Material supplied:
********

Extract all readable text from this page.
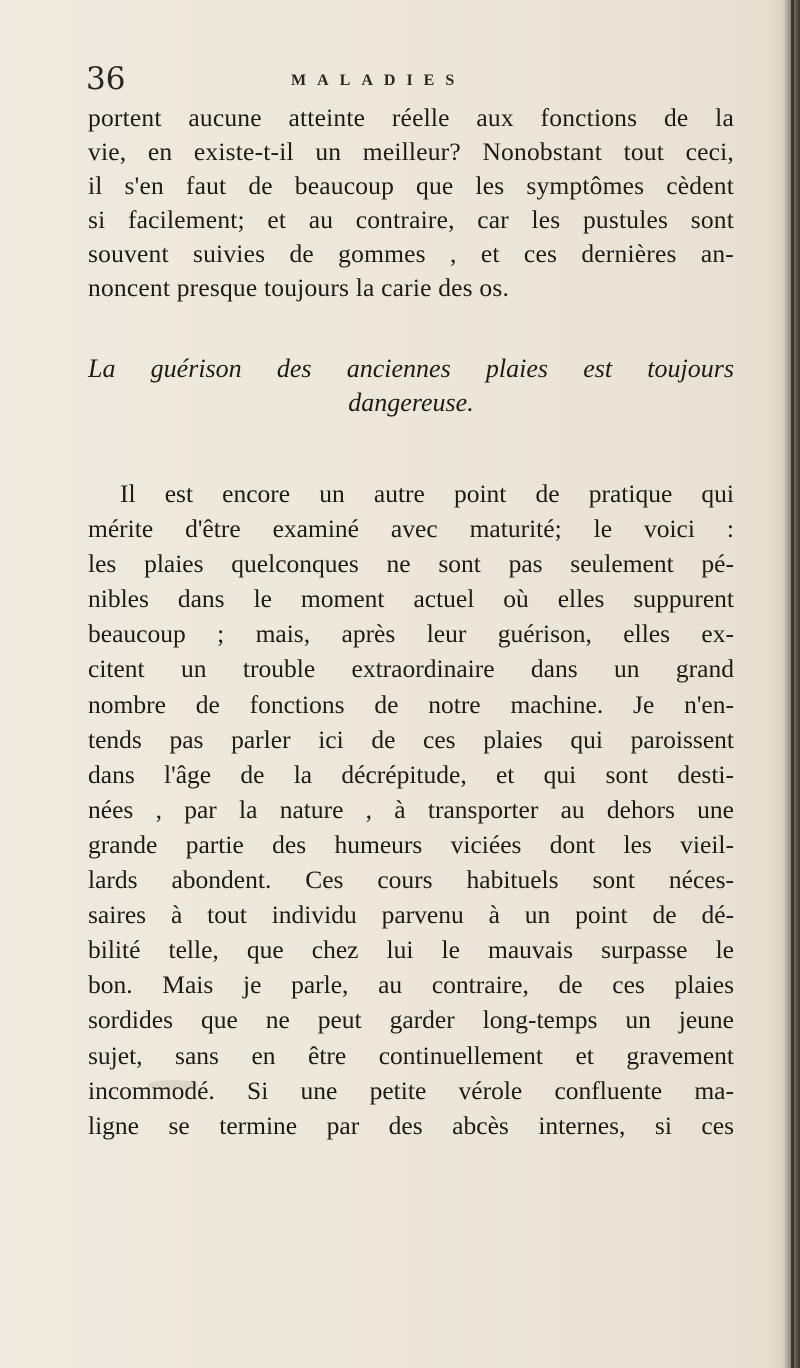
36	MALADIES
portent aucune atteinte réelle aux fonctions de la
vie, en existe-t-il un meilleur? Nonobstant tout ceci,
il s'en faut de beaucoup que les symptômes cèdent
si facilement; et au contraire, car les pustules sont
souvent suivies de gommes , et ces dernières an-
noncent presque toujours la carie des os.
La guérison des anciennes plaies est toujours
dangereuse.
Il est encore un autre point de pratique qui
mérite d'être examiné avec maturité; le voici :
les plaies quelconques ne sont pas seulement pé-
nibles dans le moment actuel où elles suppurent
beaucoup ; mais, après leur guérison, elles ex-
citent un trouble extraordinaire dans un grand
nombre de fonctions de notre machine. Je n'en-
tends pas parler ici de ces plaies qui paroissent
dans l'âge de la décrépitude, et qui sont desti-
nées , par la nature , à transporter au dehors une
grande partie des humeurs viciées dont les vieil-
lards abondent. Ces cours habituels sont néces-
saires à tout individu parvenu à un point de dé-
bilité telle, que chez lui le mauvais surpasse le
bon. Mais je parle, au contraire, de ces plaies
sordides que ne peut garder long-temps un jeune
sujet, sans en être continuellement et gravement
incommodé. Si une petite vérole confluente ma-
ligne se termine par des abcès internes, si ces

********

What to do:
All of the material above is to be copied exactly, except for its images.

Task answer:
Extract all readable text from this page.
36	MALADIES
portent aucune atteinte réelle aux fonctions de la
vie, en existe-t-il un meilleur? Nonobstant tout ceci,
il s'en faut de beaucoup que les symptômes cèdent
si facilement; et au contraire, car les pustules sont
souvent suivies de gommes , et ces dernières an-
noncent presque toujours la carie des os.
La guérison des anciennes plaies est toujours
dangereuse.
Il est encore un autre point de pratique qui
mérite d'être examiné avec maturité; le voici :
les plaies quelconques ne sont pas seulement pé-
nibles dans le moment actuel où elles suppurent
beaucoup ; mais, après leur guérison, elles ex-
citent un trouble extraordinaire dans un grand
nombre de fonctions de notre machine. Je n'en-
tends pas parler ici de ces plaies qui paroissent
dans l'âge de la décrépitude, et qui sont desti-
nées , par la nature , à transporter au dehors une
grande partie des humeurs viciées dont les vieil-
lards abondent. Ces cours habituels sont néces-
saires à tout individu parvenu à un point de dé-
bilité telle, que chez lui le mauvais surpasse le
bon. Mais je parle, au contraire, de ces plaies
sordides que ne peut garder long-temps un jeune
sujet, sans en être continuellement et gravement
incommodé. Si une petite vérole confluente ma-
ligne se termine par des abcès internes, si ces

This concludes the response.